* [Data shown]
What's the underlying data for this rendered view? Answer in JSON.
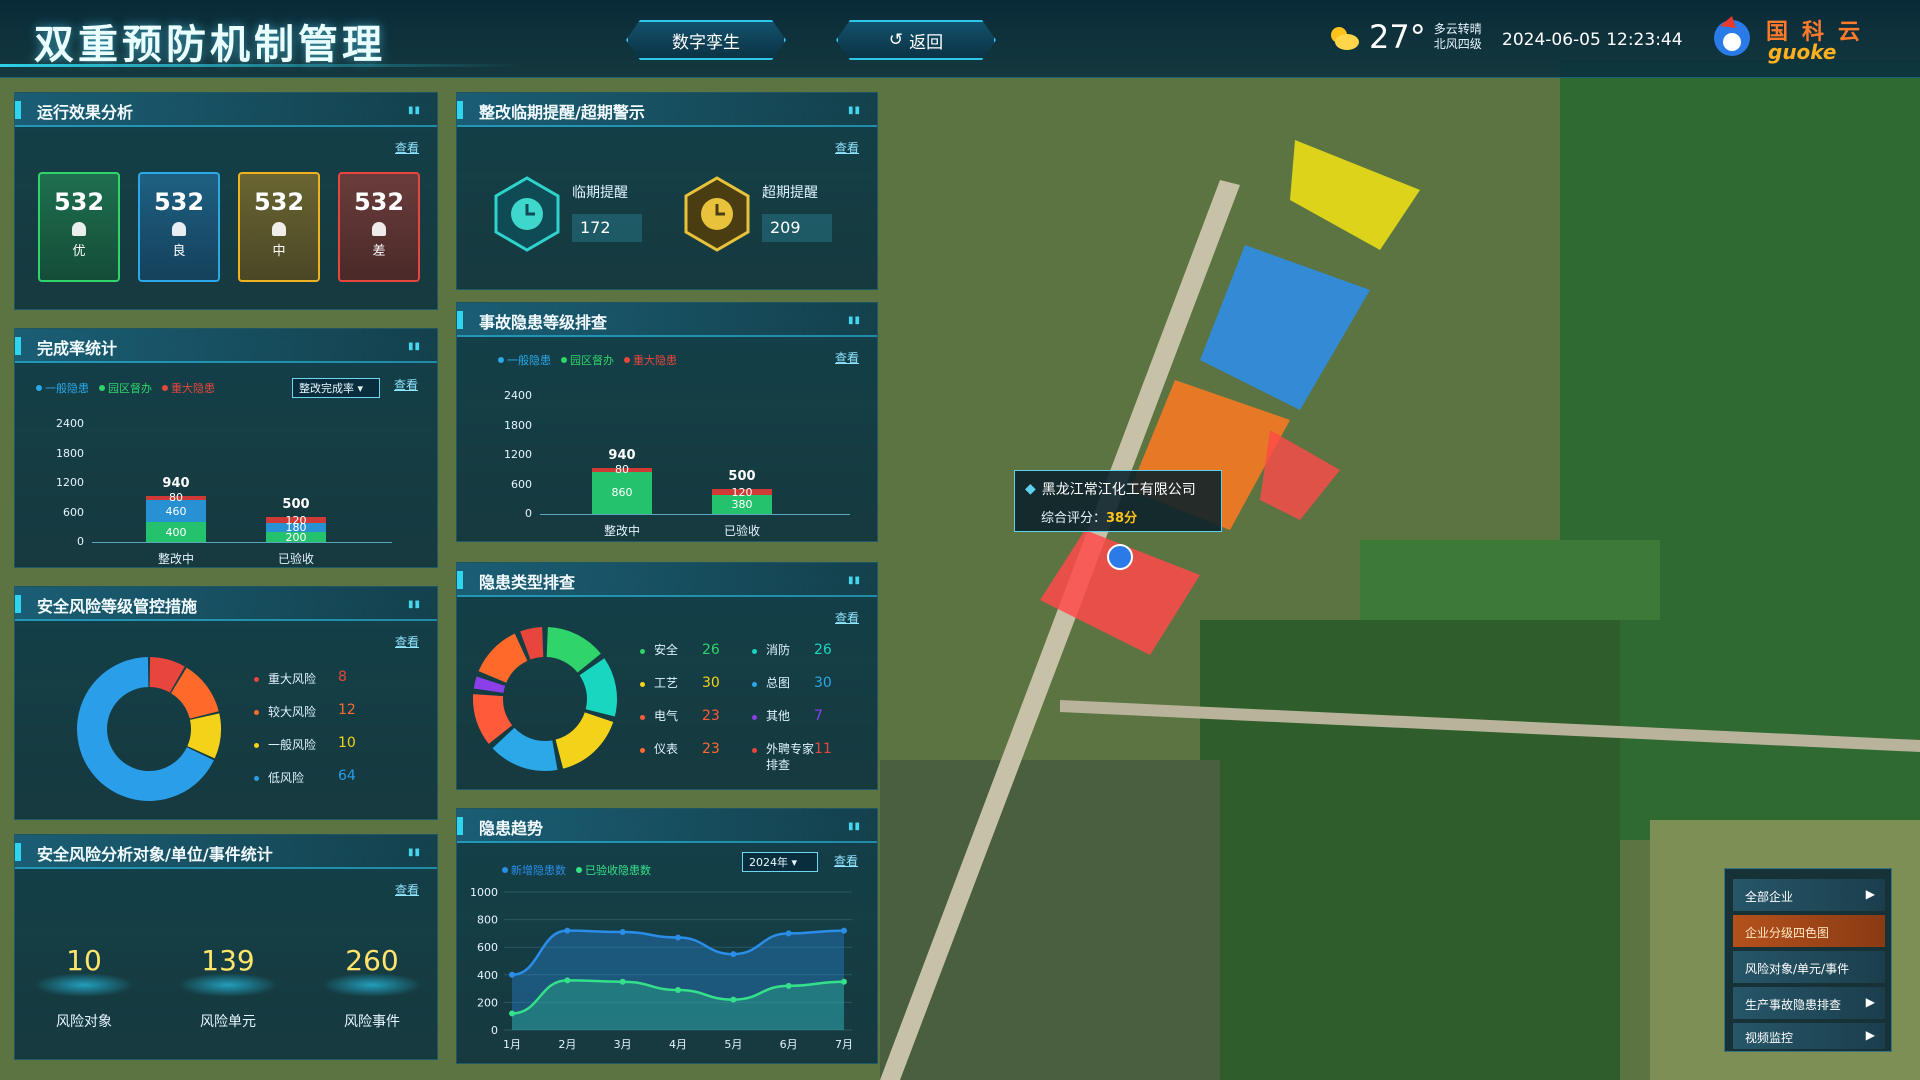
{
  "header": {
    "title": "双重预防机制管理",
    "nav_twin": "数字孪生",
    "nav_back": "返回",
    "temperature": "27°",
    "weather_line1": "多云转晴",
    "weather_line2": "北风四级",
    "datetime": "2024-06-05 12:23:44",
    "logo_cn": "国科云",
    "logo_en": "guoke"
  },
  "panels": {
    "effect": {
      "title": "运行效果分析",
      "view": "查看",
      "grades": [
        {
          "value": "532",
          "label": "优",
          "color": "#2fd46a"
        },
        {
          "value": "532",
          "label": "良",
          "color": "#2aa8e8"
        },
        {
          "value": "532",
          "label": "中",
          "color": "#f0b21e"
        },
        {
          "value": "532",
          "label": "差",
          "color": "#e8453c"
        }
      ]
    },
    "completion": {
      "title": "完成率统计",
      "view": "查看",
      "select": "整改完成率",
      "legend": [
        "一般隐患",
        "园区督办",
        "重大隐患"
      ],
      "yticks": [
        "2400",
        "1800",
        "1200",
        "600",
        "0"
      ]
    },
    "risk": {
      "title": "安全风险等级管控措施",
      "view": "查看",
      "items": [
        {
          "label": "重大风险",
          "value": "8"
        },
        {
          "label": "较大风险",
          "value": "12"
        },
        {
          "label": "一般风险",
          "value": "10"
        },
        {
          "label": "低风险",
          "value": "64"
        }
      ]
    },
    "objects": {
      "title": "安全风险分析对象/单位/事件统计",
      "view": "查看",
      "stats": [
        {
          "value": "10",
          "label": "风险对象"
        },
        {
          "value": "139",
          "label": "风险单元"
        },
        {
          "value": "260",
          "label": "风险事件"
        }
      ]
    },
    "rectify": {
      "title": "整改临期提醒/超期警示",
      "view": "查看",
      "near_label": "临期提醒",
      "near_value": "172",
      "over_label": "超期提醒",
      "over_value": "209"
    },
    "accident": {
      "title": "事故隐患等级排查",
      "view": "查看",
      "legend": [
        "一般隐患",
        "园区督办",
        "重大隐患"
      ],
      "yticks": [
        "2400",
        "1800",
        "1200",
        "600",
        "0"
      ]
    },
    "types": {
      "title": "隐患类型排查",
      "view": "查看",
      "items": [
        {
          "label": "安全",
          "value": "26"
        },
        {
          "label": "消防",
          "value": "26"
        },
        {
          "label": "工艺",
          "value": "30"
        },
        {
          "label": "总图",
          "value": "30"
        },
        {
          "label": "电气",
          "value": "23"
        },
        {
          "label": "其他",
          "value": "7"
        },
        {
          "label": "仪表",
          "value": "23"
        },
        {
          "label": "外聘专家排查",
          "value": "11"
        }
      ]
    },
    "trend": {
      "title": "隐患趋势",
      "view": "查看",
      "select": "2024年",
      "legend": [
        "新增隐患数",
        "已验收隐患数"
      ]
    }
  },
  "map": {
    "company": "黑龙江常江化工有限公司",
    "score_label": "综合评分：",
    "score": "38分"
  },
  "menu": [
    "全部企业",
    "企业分级四色图",
    "风险对象/单元/事件",
    "生产事故隐患排查",
    "视频监控"
  ],
  "chart_data": [
    {
      "type": "bar",
      "title": "完成率统计",
      "categories": [
        "整改中",
        "已验收"
      ],
      "series": [
        {
          "name": "一般隐患",
          "values": [
            400,
            200
          ],
          "color": "#25c26d"
        },
        {
          "name": "园区督办",
          "values": [
            460,
            180
          ],
          "color": "#2891d4"
        },
        {
          "name": "重大隐患",
          "values": [
            80,
            120
          ],
          "color": "#d03a36"
        }
      ],
      "totals": [
        940,
        500
      ],
      "ylim": [
        0,
        2400
      ]
    },
    {
      "type": "bar",
      "title": "事故隐患等级排查",
      "categories": [
        "整改中",
        "已验收"
      ],
      "series": [
        {
          "name": "园区督办",
          "values": [
            860,
            380
          ],
          "color": "#25c26d"
        },
        {
          "name": "重大隐患",
          "values": [
            80,
            120
          ],
          "color": "#d03a36"
        }
      ],
      "totals": [
        940,
        500
      ],
      "ylim": [
        0,
        2400
      ]
    },
    {
      "type": "pie",
      "title": "安全风险等级管控措施",
      "labels": [
        "重大风险",
        "较大风险",
        "一般风险",
        "低风险"
      ],
      "values": [
        8,
        12,
        10,
        64
      ],
      "colors": [
        "#e8453c",
        "#ff6a2a",
        "#f5d21a",
        "#2a9ee8"
      ]
    },
    {
      "type": "pie",
      "title": "隐患类型排查",
      "labels": [
        "安全",
        "消防",
        "工艺",
        "总图",
        "电气",
        "其他",
        "仪表",
        "外聘专家排查"
      ],
      "values": [
        26,
        26,
        30,
        30,
        23,
        7,
        23,
        11
      ],
      "colors": [
        "#2fd46a",
        "#19d6c0",
        "#f5d21a",
        "#2aa8e8",
        "#ff5a3a",
        "#8a3fe8",
        "#ff6a2a",
        "#e8453c"
      ]
    },
    {
      "type": "line",
      "title": "隐患趋势",
      "x": [
        "1月",
        "2月",
        "3月",
        "4月",
        "5月",
        "6月",
        "7月"
      ],
      "series": [
        {
          "name": "新增隐患数",
          "values": [
            400,
            720,
            710,
            670,
            550,
            700,
            720
          ],
          "color": "#2a8de8"
        },
        {
          "name": "已验收隐患数",
          "values": [
            120,
            360,
            350,
            290,
            220,
            320,
            350
          ],
          "color": "#35e08a"
        }
      ],
      "ylim": [
        0,
        1000
      ],
      "yticks": [
        1000,
        800,
        600,
        400,
        200,
        0
      ]
    }
  ]
}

* [Problem statement]
Copy out all the entries exactly. Images stay out of the copy.

* [Exercise result]
What's the underlying data for this rendered view? Answer in JSON.
{
  "header": {
    "title": "双重预防机制管理",
    "nav_twin": "数字孪生",
    "nav_back": "返回",
    "temperature": "27°",
    "weather_line1": "多云转晴",
    "weather_line2": "北风四级",
    "datetime": "2024-06-05 12:23:44",
    "logo_cn": "国科云",
    "logo_en": "guoke"
  },
  "panels": {
    "effect": {
      "title": "运行效果分析",
      "view": "查看",
      "grades": [
        {
          "value": "532",
          "label": "优",
          "color": "#2fd46a"
        },
        {
          "value": "532",
          "label": "良",
          "color": "#2aa8e8"
        },
        {
          "value": "532",
          "label": "中",
          "color": "#f0b21e"
        },
        {
          "value": "532",
          "label": "差",
          "color": "#e8453c"
        }
      ]
    },
    "completion": {
      "title": "完成率统计",
      "view": "查看",
      "select": "整改完成率",
      "legend": [
        "一般隐患",
        "园区督办",
        "重大隐患"
      ],
      "yticks": [
        "2400",
        "1800",
        "1200",
        "600",
        "0"
      ]
    },
    "risk": {
      "title": "安全风险等级管控措施",
      "view": "查看",
      "items": [
        {
          "label": "重大风险",
          "value": "8"
        },
        {
          "label": "较大风险",
          "value": "12"
        },
        {
          "label": "一般风险",
          "value": "10"
        },
        {
          "label": "低风险",
          "value": "64"
        }
      ]
    },
    "objects": {
      "title": "安全风险分析对象/单位/事件统计",
      "view": "查看",
      "stats": [
        {
          "value": "10",
          "label": "风险对象"
        },
        {
          "value": "139",
          "label": "风险单元"
        },
        {
          "value": "260",
          "label": "风险事件"
        }
      ]
    },
    "rectify": {
      "title": "整改临期提醒/超期警示",
      "view": "查看",
      "near_label": "临期提醒",
      "near_value": "172",
      "over_label": "超期提醒",
      "over_value": "209"
    },
    "accident": {
      "title": "事故隐患等级排查",
      "view": "查看",
      "legend": [
        "一般隐患",
        "园区督办",
        "重大隐患"
      ],
      "yticks": [
        "2400",
        "1800",
        "1200",
        "600",
        "0"
      ]
    },
    "types": {
      "title": "隐患类型排查",
      "view": "查看",
      "items": [
        {
          "label": "安全",
          "value": "26"
        },
        {
          "label": "消防",
          "value": "26"
        },
        {
          "label": "工艺",
          "value": "30"
        },
        {
          "label": "总图",
          "value": "30"
        },
        {
          "label": "电气",
          "value": "23"
        },
        {
          "label": "其他",
          "value": "7"
        },
        {
          "label": "仪表",
          "value": "23"
        },
        {
          "label": "外聘专家排查",
          "value": "11"
        }
      ]
    },
    "trend": {
      "title": "隐患趋势",
      "view": "查看",
      "select": "2024年",
      "legend": [
        "新增隐患数",
        "已验收隐患数"
      ]
    }
  },
  "map": {
    "company": "黑龙江常江化工有限公司",
    "score_label": "综合评分：",
    "score": "38分"
  },
  "menu": [
    "全部企业",
    "企业分级四色图",
    "风险对象/单元/事件",
    "生产事故隐患排查",
    "视频监控"
  ],
  "chart_data": [
    {
      "type": "bar",
      "title": "完成率统计",
      "categories": [
        "整改中",
        "已验收"
      ],
      "series": [
        {
          "name": "一般隐患",
          "values": [
            400,
            200
          ],
          "color": "#25c26d"
        },
        {
          "name": "园区督办",
          "values": [
            460,
            180
          ],
          "color": "#2891d4"
        },
        {
          "name": "重大隐患",
          "values": [
            80,
            120
          ],
          "color": "#d03a36"
        }
      ],
      "totals": [
        940,
        500
      ],
      "ylim": [
        0,
        2400
      ]
    },
    {
      "type": "bar",
      "title": "事故隐患等级排查",
      "categories": [
        "整改中",
        "已验收"
      ],
      "series": [
        {
          "name": "园区督办",
          "values": [
            860,
            380
          ],
          "color": "#25c26d"
        },
        {
          "name": "重大隐患",
          "values": [
            80,
            120
          ],
          "color": "#d03a36"
        }
      ],
      "totals": [
        940,
        500
      ],
      "ylim": [
        0,
        2400
      ]
    },
    {
      "type": "pie",
      "title": "安全风险等级管控措施",
      "labels": [
        "重大风险",
        "较大风险",
        "一般风险",
        "低风险"
      ],
      "values": [
        8,
        12,
        10,
        64
      ],
      "colors": [
        "#e8453c",
        "#ff6a2a",
        "#f5d21a",
        "#2a9ee8"
      ]
    },
    {
      "type": "pie",
      "title": "隐患类型排查",
      "labels": [
        "安全",
        "消防",
        "工艺",
        "总图",
        "电气",
        "其他",
        "仪表",
        "外聘专家排查"
      ],
      "values": [
        26,
        26,
        30,
        30,
        23,
        7,
        23,
        11
      ],
      "colors": [
        "#2fd46a",
        "#19d6c0",
        "#f5d21a",
        "#2aa8e8",
        "#ff5a3a",
        "#8a3fe8",
        "#ff6a2a",
        "#e8453c"
      ]
    },
    {
      "type": "line",
      "title": "隐患趋势",
      "x": [
        "1月",
        "2月",
        "3月",
        "4月",
        "5月",
        "6月",
        "7月"
      ],
      "series": [
        {
          "name": "新增隐患数",
          "values": [
            400,
            720,
            710,
            670,
            550,
            700,
            720
          ],
          "color": "#2a8de8"
        },
        {
          "name": "已验收隐患数",
          "values": [
            120,
            360,
            350,
            290,
            220,
            320,
            350
          ],
          "color": "#35e08a"
        }
      ],
      "ylim": [
        0,
        1000
      ],
      "yticks": [
        1000,
        800,
        600,
        400,
        200,
        0
      ]
    }
  ]
}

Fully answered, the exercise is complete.